Objective =>
Extract the full listing verbatim and drop any pictures from your copy.

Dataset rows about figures

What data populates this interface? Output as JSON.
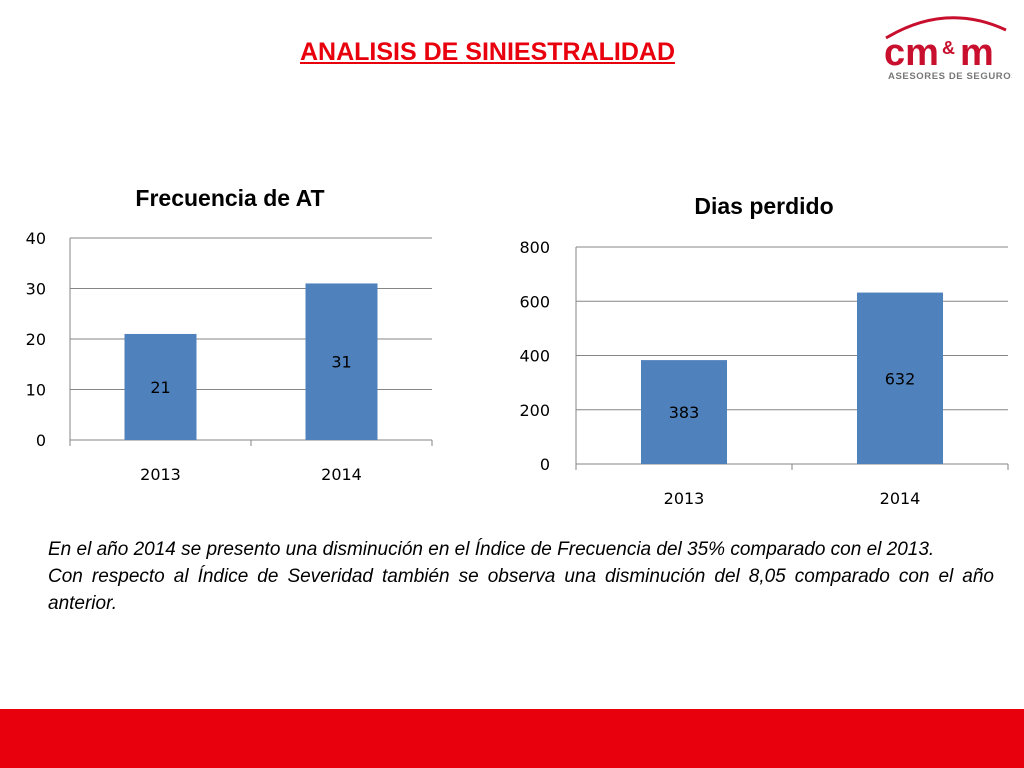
{
  "slide": {
    "title": "ANALISIS DE SINIESTRALIDAD"
  },
  "logo": {
    "brand": "cm&m",
    "tagline": "ASESORES DE SEGUROS",
    "accent": "#c8102e"
  },
  "colors": {
    "bar": "#4f81bd",
    "title_red": "#e8000d",
    "footer_red": "#e8000d"
  },
  "chart_data": [
    {
      "type": "bar",
      "title": "Frecuencia de AT",
      "categories": [
        "2013",
        "2014"
      ],
      "values": [
        21,
        31
      ],
      "ylim": [
        0,
        40
      ],
      "yticks": [
        0,
        10,
        20,
        30,
        40
      ],
      "grid": true,
      "legend": "none",
      "xlabel": "",
      "ylabel": ""
    },
    {
      "type": "bar",
      "title": "Dias perdido",
      "categories": [
        "2013",
        "2014"
      ],
      "values": [
        383,
        632
      ],
      "ylim": [
        0,
        800
      ],
      "yticks": [
        0,
        200,
        400,
        600,
        800
      ],
      "grid": true,
      "legend": "none",
      "xlabel": "",
      "ylabel": ""
    }
  ],
  "body": {
    "paragraph1": "En el año 2014 se presento una disminución en el Índice de Frecuencia del 35% comparado con el 2013.",
    "paragraph2": "Con respecto al Índice de Severidad también se observa una disminución del 8,05 comparado con el año anterior."
  }
}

Correct answer =>
What data populates this interface? Output as JSON.
{
  "slide": {
    "title": "ANALISIS DE SINIESTRALIDAD"
  },
  "logo": {
    "brand": "cm&m",
    "tagline": "ASESORES DE SEGUROS",
    "accent": "#c8102e"
  },
  "colors": {
    "bar": "#4f81bd",
    "title_red": "#e8000d",
    "footer_red": "#e8000d"
  },
  "chart_data": [
    {
      "type": "bar",
      "title": "Frecuencia de AT",
      "categories": [
        "2013",
        "2014"
      ],
      "values": [
        21,
        31
      ],
      "ylim": [
        0,
        40
      ],
      "yticks": [
        0,
        10,
        20,
        30,
        40
      ],
      "grid": true,
      "legend": "none",
      "xlabel": "",
      "ylabel": ""
    },
    {
      "type": "bar",
      "title": "Dias perdido",
      "categories": [
        "2013",
        "2014"
      ],
      "values": [
        383,
        632
      ],
      "ylim": [
        0,
        800
      ],
      "yticks": [
        0,
        200,
        400,
        600,
        800
      ],
      "grid": true,
      "legend": "none",
      "xlabel": "",
      "ylabel": ""
    }
  ],
  "body": {
    "paragraph1": "En el año 2014 se presento una disminución en el Índice de Frecuencia del 35% comparado con el 2013.",
    "paragraph2": "Con respecto al Índice de Severidad también se observa una disminución del 8,05 comparado con el año anterior."
  }
}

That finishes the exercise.